**BRIEF**
From the entries that follow, list every line in which the string "JSON" appears.

======== DATA FOR THIS TASK

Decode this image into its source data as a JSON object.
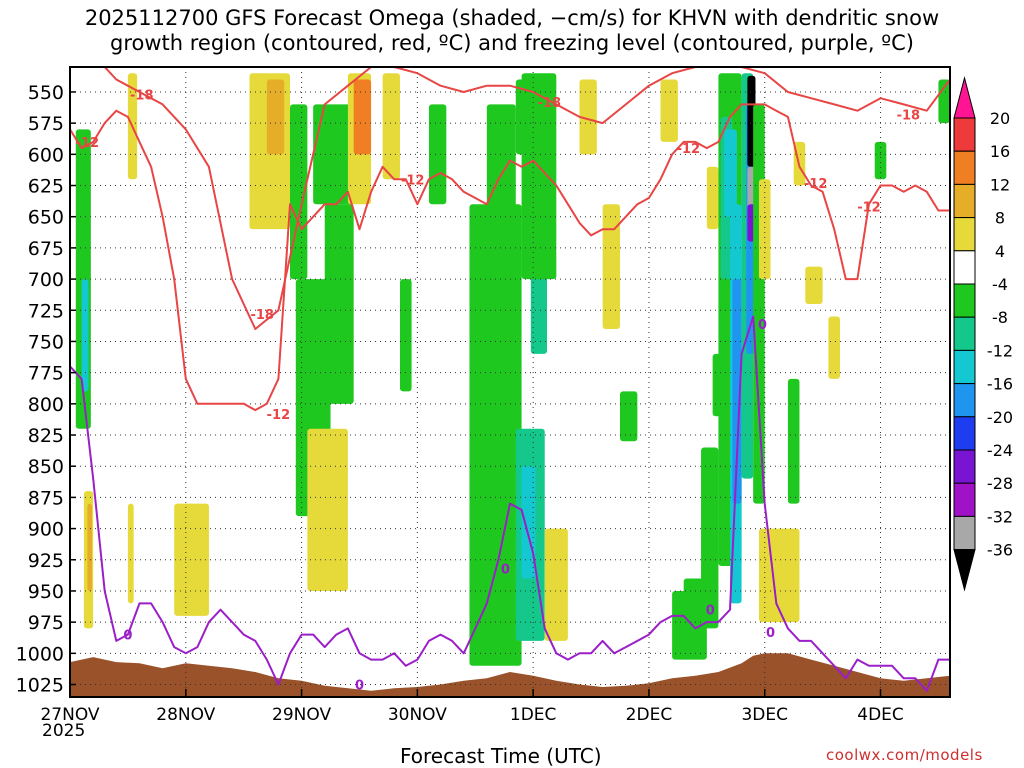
{
  "title": "2025112700 GFS Forecast Omega (shaded, −cm/s) for KHVN with dendritic snow\ngrowth region (contoured, red, ºC) and freezing level (contoured, purple, ºC)",
  "footer": {
    "xlabel": "Forecast Time (UTC)",
    "credit": "coolwx.com/models",
    "year": "2025"
  },
  "chart_data": {
    "type": "heatmap",
    "y_levels": [
      "550",
      "575",
      "600",
      "625",
      "650",
      "675",
      "700",
      "725",
      "750",
      "775",
      "800",
      "825",
      "850",
      "875",
      "900",
      "925",
      "950",
      "975",
      "1000",
      "1025"
    ],
    "ylim": [
      1035,
      530
    ],
    "x_days": [
      "27NOV",
      "28NOV",
      "29NOV",
      "30NOV",
      "1DEC",
      "2DEC",
      "3DEC",
      "4DEC"
    ],
    "xlim": [
      0,
      7.6
    ],
    "colorbar": {
      "labels": [
        "20",
        "16",
        "12",
        "8",
        "4",
        "-4",
        "-8",
        "-12",
        "-16",
        "-20",
        "-24",
        "-28",
        "-32",
        "-36"
      ],
      "colors": [
        "#ff1493",
        "#ee3a3a",
        "#ef7f22",
        "#e6ad28",
        "#e6da3a",
        "#ffffff",
        "#1ec81e",
        "#14c88c",
        "#14c8d2",
        "#1e96f0",
        "#1e3cf0",
        "#7814d2",
        "#a012c8",
        "#a8a8a8",
        "#000000"
      ]
    },
    "omega_blobs": [
      {
        "x": [
          0.05,
          0.18
        ],
        "p": [
          580,
          820
        ],
        "c": "#1ec81e"
      },
      {
        "x": [
          0.1,
          0.16
        ],
        "p": [
          700,
          790
        ],
        "c": "#14c8d2"
      },
      {
        "x": [
          0.12,
          0.2
        ],
        "p": [
          870,
          980
        ],
        "c": "#e6da3a"
      },
      {
        "x": [
          0.15,
          0.19
        ],
        "p": [
          880,
          950
        ],
        "c": "#e6ad28"
      },
      {
        "x": [
          0.5,
          0.55
        ],
        "p": [
          880,
          960
        ],
        "c": "#e6da3a"
      },
      {
        "x": [
          0.5,
          0.58
        ],
        "p": [
          535,
          620
        ],
        "c": "#e6da3a"
      },
      {
        "x": [
          0.9,
          1.2
        ],
        "p": [
          880,
          970
        ],
        "c": "#e6da3a"
      },
      {
        "x": [
          1.55,
          1.9
        ],
        "p": [
          535,
          660
        ],
        "c": "#e6da3a"
      },
      {
        "x": [
          1.7,
          1.85
        ],
        "p": [
          540,
          600
        ],
        "c": "#e6ad28"
      },
      {
        "x": [
          1.9,
          2.05
        ],
        "p": [
          560,
          700
        ],
        "c": "#1ec81e"
      },
      {
        "x": [
          1.95,
          2.25
        ],
        "p": [
          700,
          890
        ],
        "c": "#1ec81e"
      },
      {
        "x": [
          2.05,
          2.4
        ],
        "p": [
          820,
          950
        ],
        "c": "#e6da3a"
      },
      {
        "x": [
          2.1,
          2.45
        ],
        "p": [
          560,
          640
        ],
        "c": "#1ec81e"
      },
      {
        "x": [
          2.2,
          2.45
        ],
        "p": [
          640,
          800
        ],
        "c": "#1ec81e"
      },
      {
        "x": [
          2.4,
          2.6
        ],
        "p": [
          535,
          640
        ],
        "c": "#e6da3a"
      },
      {
        "x": [
          2.45,
          2.6
        ],
        "p": [
          540,
          600
        ],
        "c": "#ef7f22"
      },
      {
        "x": [
          2.7,
          2.85
        ],
        "p": [
          535,
          620
        ],
        "c": "#e6da3a"
      },
      {
        "x": [
          2.85,
          2.95
        ],
        "p": [
          700,
          790
        ],
        "c": "#1ec81e"
      },
      {
        "x": [
          3.1,
          3.25
        ],
        "p": [
          560,
          640
        ],
        "c": "#1ec81e"
      },
      {
        "x": [
          3.45,
          3.9
        ],
        "p": [
          640,
          1010
        ],
        "c": "#1ec81e"
      },
      {
        "x": [
          3.6,
          3.85
        ],
        "p": [
          560,
          660
        ],
        "c": "#1ec81e"
      },
      {
        "x": [
          3.7,
          3.85
        ],
        "p": [
          740,
          820
        ],
        "c": "#1ec81e"
      },
      {
        "x": [
          3.85,
          3.95
        ],
        "p": [
          540,
          600
        ],
        "c": "#1ec81e"
      },
      {
        "x": [
          3.85,
          4.1
        ],
        "p": [
          820,
          990
        ],
        "c": "#14c88c"
      },
      {
        "x": [
          3.9,
          4.02
        ],
        "p": [
          850,
          940
        ],
        "c": "#14c8d2"
      },
      {
        "x": [
          3.98,
          4.12
        ],
        "p": [
          640,
          760
        ],
        "c": "#14c88c"
      },
      {
        "x": [
          3.9,
          4.2
        ],
        "p": [
          535,
          700
        ],
        "c": "#1ec81e"
      },
      {
        "x": [
          4.1,
          4.3
        ],
        "p": [
          900,
          990
        ],
        "c": "#e6da3a"
      },
      {
        "x": [
          4.4,
          4.55
        ],
        "p": [
          540,
          600
        ],
        "c": "#e6da3a"
      },
      {
        "x": [
          4.6,
          4.75
        ],
        "p": [
          640,
          740
        ],
        "c": "#e6da3a"
      },
      {
        "x": [
          4.75,
          4.9
        ],
        "p": [
          790,
          830
        ],
        "c": "#1ec81e"
      },
      {
        "x": [
          5.1,
          5.25
        ],
        "p": [
          540,
          590
        ],
        "c": "#e6da3a"
      },
      {
        "x": [
          5.2,
          5.35
        ],
        "p": [
          950,
          1005
        ],
        "c": "#1ec81e"
      },
      {
        "x": [
          5.3,
          5.5
        ],
        "p": [
          940,
          1005
        ],
        "c": "#1ec81e"
      },
      {
        "x": [
          5.45,
          5.6
        ],
        "p": [
          835,
          980
        ],
        "c": "#1ec81e"
      },
      {
        "x": [
          5.5,
          5.6
        ],
        "p": [
          610,
          660
        ],
        "c": "#e6da3a"
      },
      {
        "x": [
          5.55,
          5.62
        ],
        "p": [
          760,
          810
        ],
        "c": "#1ec81e"
      },
      {
        "x": [
          5.6,
          5.8
        ],
        "p": [
          535,
          930
        ],
        "c": "#1ec81e"
      },
      {
        "x": [
          5.62,
          5.72
        ],
        "p": [
          570,
          700
        ],
        "c": "#14c88c"
      },
      {
        "x": [
          5.65,
          5.76
        ],
        "p": [
          580,
          650
        ],
        "c": "#14c8d2"
      },
      {
        "x": [
          5.7,
          5.8
        ],
        "p": [
          640,
          960
        ],
        "c": "#14c8d2"
      },
      {
        "x": [
          5.72,
          5.8
        ],
        "p": [
          700,
          880
        ],
        "c": "#1e96f0"
      },
      {
        "x": [
          5.8,
          5.9
        ],
        "p": [
          535,
          860
        ],
        "c": "#14c88c"
      },
      {
        "x": [
          5.84,
          5.92
        ],
        "p": [
          560,
          760
        ],
        "c": "#1e96f0"
      },
      {
        "x": [
          5.85,
          5.92
        ],
        "p": [
          537,
          610
        ],
        "c": "#000000"
      },
      {
        "x": [
          5.85,
          5.92
        ],
        "p": [
          610,
          650
        ],
        "c": "#a8a8a8"
      },
      {
        "x": [
          5.85,
          5.92
        ],
        "p": [
          640,
          670
        ],
        "c": "#7814d2"
      },
      {
        "x": [
          5.9,
          6.0
        ],
        "p": [
          560,
          880
        ],
        "c": "#1ec81e"
      },
      {
        "x": [
          5.95,
          6.05
        ],
        "p": [
          620,
          700
        ],
        "c": "#e6da3a"
      },
      {
        "x": [
          5.95,
          6.3
        ],
        "p": [
          900,
          975
        ],
        "c": "#e6da3a"
      },
      {
        "x": [
          6.2,
          6.3
        ],
        "p": [
          780,
          880
        ],
        "c": "#1ec81e"
      },
      {
        "x": [
          6.25,
          6.35
        ],
        "p": [
          590,
          625
        ],
        "c": "#e6da3a"
      },
      {
        "x": [
          6.35,
          6.5
        ],
        "p": [
          690,
          720
        ],
        "c": "#e6da3a"
      },
      {
        "x": [
          6.55,
          6.65
        ],
        "p": [
          730,
          780
        ],
        "c": "#e6da3a"
      },
      {
        "x": [
          6.95,
          7.05
        ],
        "p": [
          590,
          620
        ],
        "c": "#1ec81e"
      },
      {
        "x": [
          7.5,
          7.6
        ],
        "p": [
          540,
          575
        ],
        "c": "#1ec81e"
      }
    ],
    "series": [
      {
        "name": "-12",
        "color": "#e84545",
        "x": [
          0.0,
          0.1,
          0.2,
          0.3,
          0.4,
          0.5,
          0.6,
          0.7,
          0.8,
          0.9,
          1.0,
          1.1,
          1.2,
          1.3,
          1.4,
          1.5,
          1.6,
          1.7,
          1.8,
          1.9,
          2.0,
          2.1,
          2.2,
          2.3,
          2.4,
          2.5,
          2.6,
          2.7,
          2.8,
          2.9,
          3.0,
          3.1,
          3.2,
          3.3,
          3.4,
          3.5,
          3.6,
          3.7,
          3.8,
          3.9,
          4.0,
          4.1,
          4.2,
          4.3,
          4.4,
          4.5,
          4.6,
          4.7,
          4.8,
          4.9,
          5.0,
          5.1,
          5.2,
          5.3,
          5.4,
          5.5,
          5.6,
          5.7,
          5.8,
          5.9,
          6.0,
          6.1,
          6.2,
          6.3,
          6.4,
          6.5,
          6.6,
          6.7,
          6.8,
          6.9,
          7.0,
          7.1,
          7.2,
          7.3,
          7.4,
          7.5,
          7.6
        ],
        "p": [
          580,
          595,
          590,
          575,
          565,
          570,
          590,
          610,
          650,
          700,
          780,
          800,
          800,
          800,
          800,
          800,
          805,
          800,
          780,
          640,
          660,
          650,
          640,
          640,
          630,
          660,
          630,
          610,
          620,
          620,
          640,
          620,
          615,
          620,
          630,
          635,
          640,
          620,
          605,
          610,
          605,
          615,
          625,
          640,
          655,
          665,
          660,
          660,
          650,
          640,
          635,
          620,
          600,
          590,
          590,
          595,
          590,
          570,
          560,
          560,
          560,
          565,
          570,
          610,
          625,
          630,
          660,
          700,
          700,
          640,
          625,
          625,
          630,
          625,
          630,
          645,
          645
        ]
      },
      {
        "name": "-18",
        "color": "#e84545",
        "x": [
          0.0,
          0.2,
          0.4,
          0.6,
          0.8,
          1.0,
          1.2,
          1.4,
          1.6,
          1.8,
          2.0,
          2.2,
          2.4,
          2.6,
          2.8,
          3.0,
          3.2,
          3.4,
          3.6,
          3.8,
          4.0,
          4.2,
          4.4,
          4.6,
          4.8,
          5.0,
          5.2,
          5.4,
          5.6,
          5.8,
          6.0,
          6.2,
          6.4,
          6.6,
          6.8,
          7.0,
          7.2,
          7.4,
          7.6
        ],
        "p": [
          520,
          520,
          540,
          550,
          560,
          580,
          610,
          700,
          740,
          725,
          640,
          560,
          545,
          530,
          530,
          535,
          545,
          550,
          545,
          545,
          550,
          560,
          570,
          575,
          560,
          545,
          535,
          530,
          530,
          530,
          535,
          550,
          555,
          560,
          565,
          555,
          560,
          565,
          540
        ]
      },
      {
        "name": "0",
        "color": "#9b1fc8",
        "x": [
          0.0,
          0.1,
          0.2,
          0.3,
          0.4,
          0.5,
          0.6,
          0.7,
          0.8,
          0.9,
          1.0,
          1.1,
          1.2,
          1.3,
          1.4,
          1.5,
          1.6,
          1.7,
          1.8,
          1.9,
          2.0,
          2.1,
          2.2,
          2.3,
          2.4,
          2.5,
          2.6,
          2.7,
          2.8,
          2.9,
          3.0,
          3.1,
          3.2,
          3.3,
          3.4,
          3.5,
          3.6,
          3.7,
          3.8,
          3.9,
          4.0,
          4.1,
          4.2,
          4.3,
          4.4,
          4.5,
          4.6,
          4.7,
          4.8,
          4.9,
          5.0,
          5.1,
          5.2,
          5.3,
          5.4,
          5.5,
          5.6,
          5.7,
          5.8,
          5.9,
          6.0,
          6.1,
          6.2,
          6.3,
          6.4,
          6.5,
          6.6,
          6.7,
          6.8,
          6.9,
          7.0,
          7.1,
          7.2,
          7.3,
          7.4,
          7.5,
          7.6
        ],
        "p": [
          770,
          780,
          860,
          950,
          990,
          985,
          960,
          960,
          975,
          995,
          1000,
          995,
          975,
          965,
          975,
          985,
          990,
          1005,
          1025,
          1000,
          985,
          985,
          995,
          985,
          980,
          1000,
          1005,
          1005,
          1000,
          1010,
          1005,
          990,
          985,
          990,
          1000,
          980,
          960,
          925,
          880,
          885,
          920,
          980,
          1000,
          1005,
          1000,
          1000,
          990,
          1000,
          995,
          990,
          985,
          975,
          970,
          970,
          980,
          975,
          975,
          965,
          760,
          730,
          880,
          960,
          980,
          990,
          990,
          1000,
          1010,
          1020,
          1005,
          1010,
          1010,
          1010,
          1020,
          1020,
          1030,
          1005,
          1005
        ]
      }
    ],
    "contour_labels": [
      {
        "t": "-12",
        "x": 0.15,
        "p": 590
      },
      {
        "t": "-18",
        "x": 0.62,
        "p": 552
      },
      {
        "t": "-18",
        "x": 1.66,
        "p": 728
      },
      {
        "t": "-12",
        "x": 1.8,
        "p": 808
      },
      {
        "t": "-12",
        "x": 2.96,
        "p": 620
      },
      {
        "t": "-18",
        "x": 4.14,
        "p": 558
      },
      {
        "t": "-12",
        "x": 5.34,
        "p": 595
      },
      {
        "t": "-12",
        "x": 6.44,
        "p": 623
      },
      {
        "t": "-12",
        "x": 6.9,
        "p": 642
      },
      {
        "t": "-18",
        "x": 7.24,
        "p": 568
      },
      {
        "t": "0",
        "x": 0.5,
        "p": 985
      },
      {
        "t": "0",
        "x": 2.5,
        "p": 1025
      },
      {
        "t": "0",
        "x": 3.76,
        "p": 932
      },
      {
        "t": "0",
        "x": 5.53,
        "p": 965
      },
      {
        "t": "0",
        "x": 5.98,
        "p": 736
      },
      {
        "t": "0",
        "x": 6.05,
        "p": 983
      }
    ],
    "terrain": {
      "color": "#99522a",
      "x": [
        0.0,
        0.2,
        0.4,
        0.6,
        0.8,
        1.0,
        1.2,
        1.4,
        1.6,
        1.8,
        2.0,
        2.2,
        2.4,
        2.6,
        2.8,
        3.0,
        3.2,
        3.4,
        3.6,
        3.8,
        4.0,
        4.2,
        4.4,
        4.6,
        4.8,
        5.0,
        5.2,
        5.4,
        5.6,
        5.8,
        5.9,
        6.0,
        6.2,
        6.4,
        6.6,
        6.8,
        7.0,
        7.2,
        7.4,
        7.6
      ],
      "p": [
        1007,
        1003,
        1007,
        1008,
        1012,
        1008,
        1010,
        1012,
        1015,
        1020,
        1022,
        1026,
        1028,
        1030,
        1028,
        1027,
        1025,
        1022,
        1020,
        1015,
        1018,
        1022,
        1025,
        1027,
        1026,
        1024,
        1020,
        1018,
        1015,
        1008,
        1002,
        1000,
        1000,
        1005,
        1010,
        1015,
        1020,
        1022,
        1020,
        1018
      ]
    }
  }
}
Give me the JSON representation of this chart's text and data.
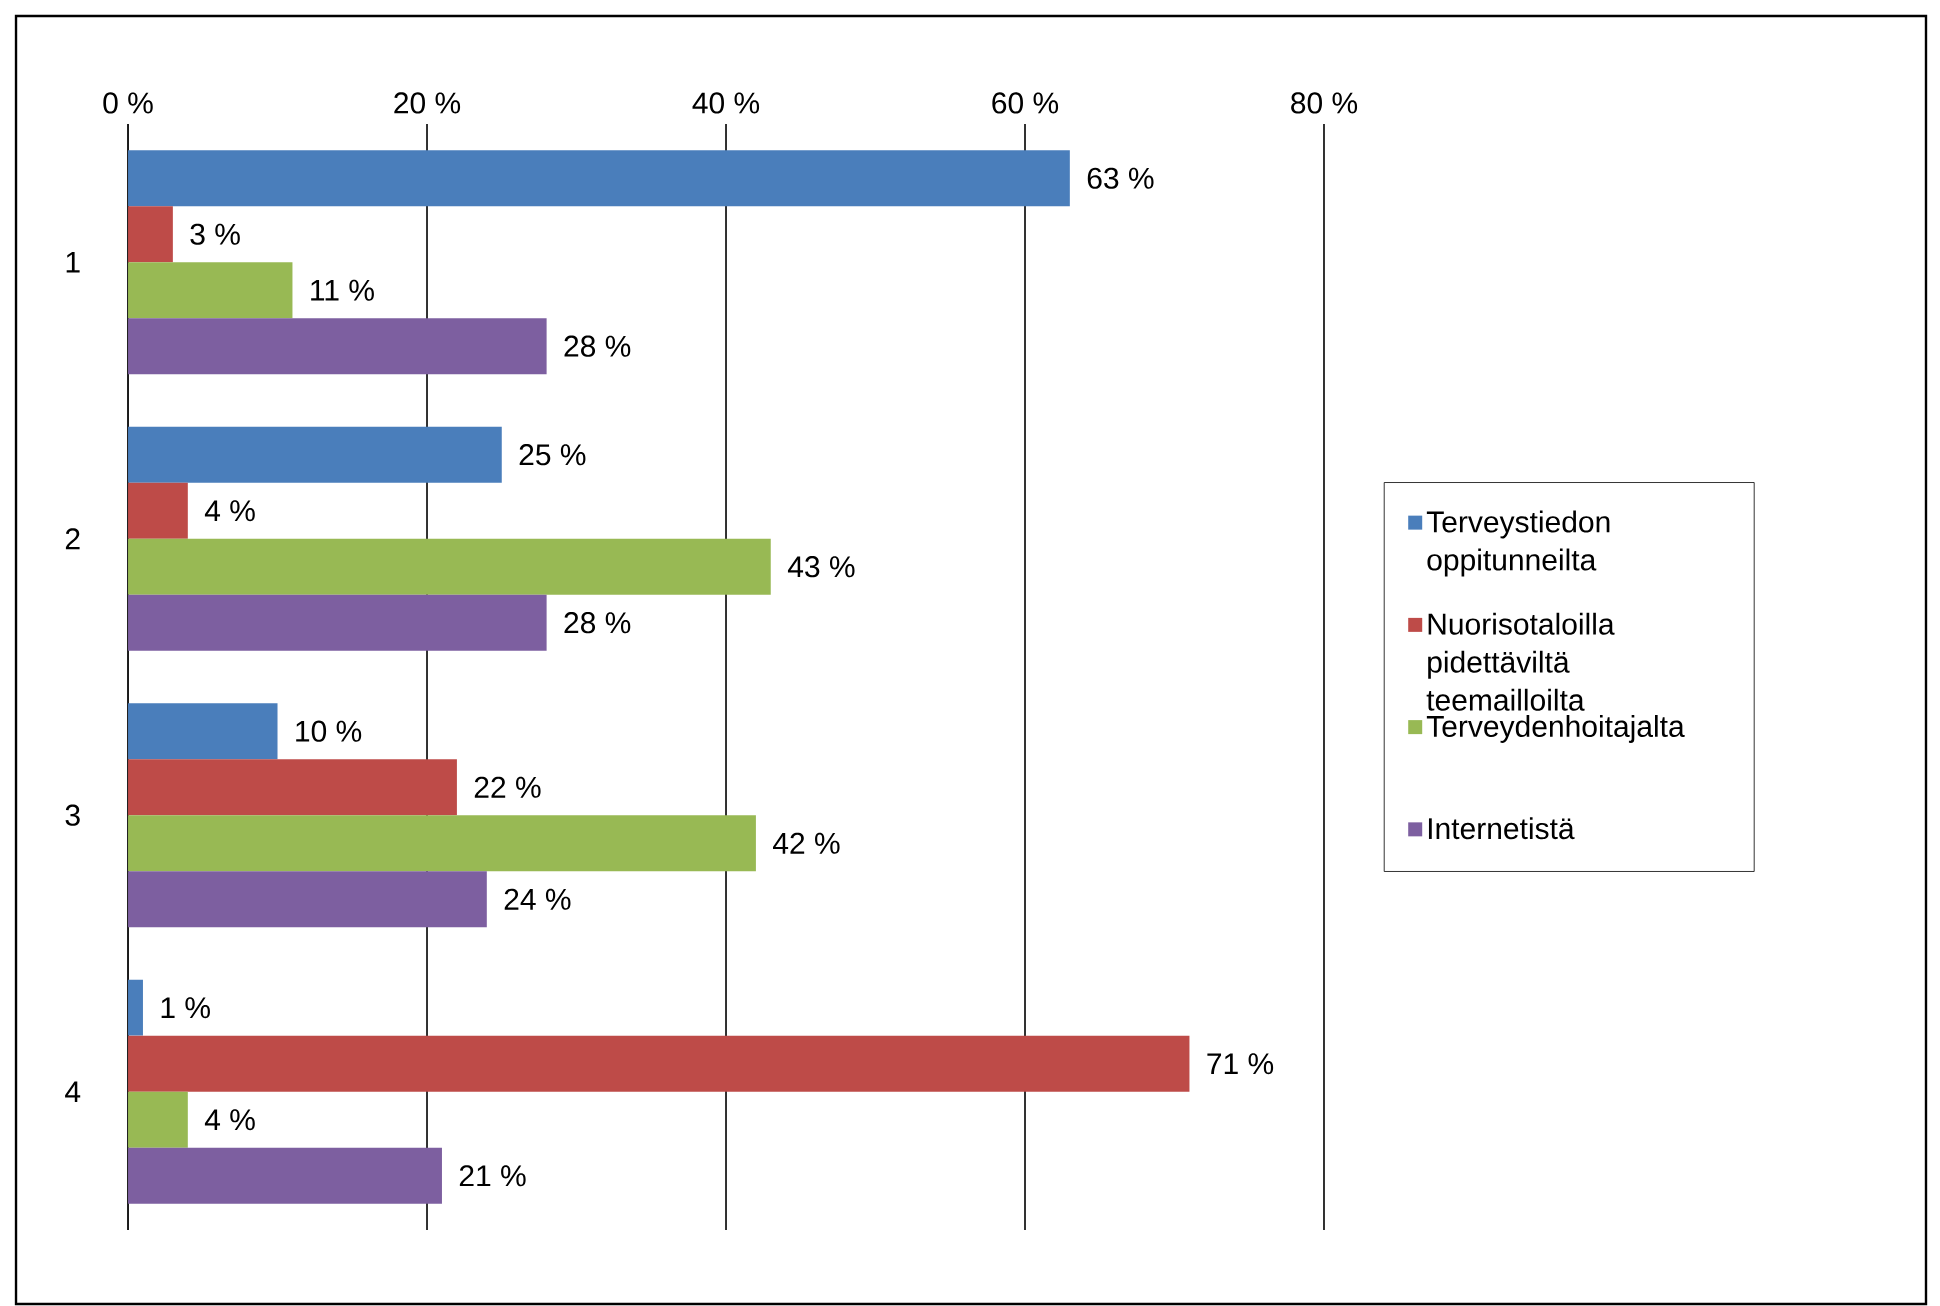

================

**COMPLETE RESPONSE**
Decode this image into its source data as a JSON object.
Give me the JSON representation of this chart's text and data.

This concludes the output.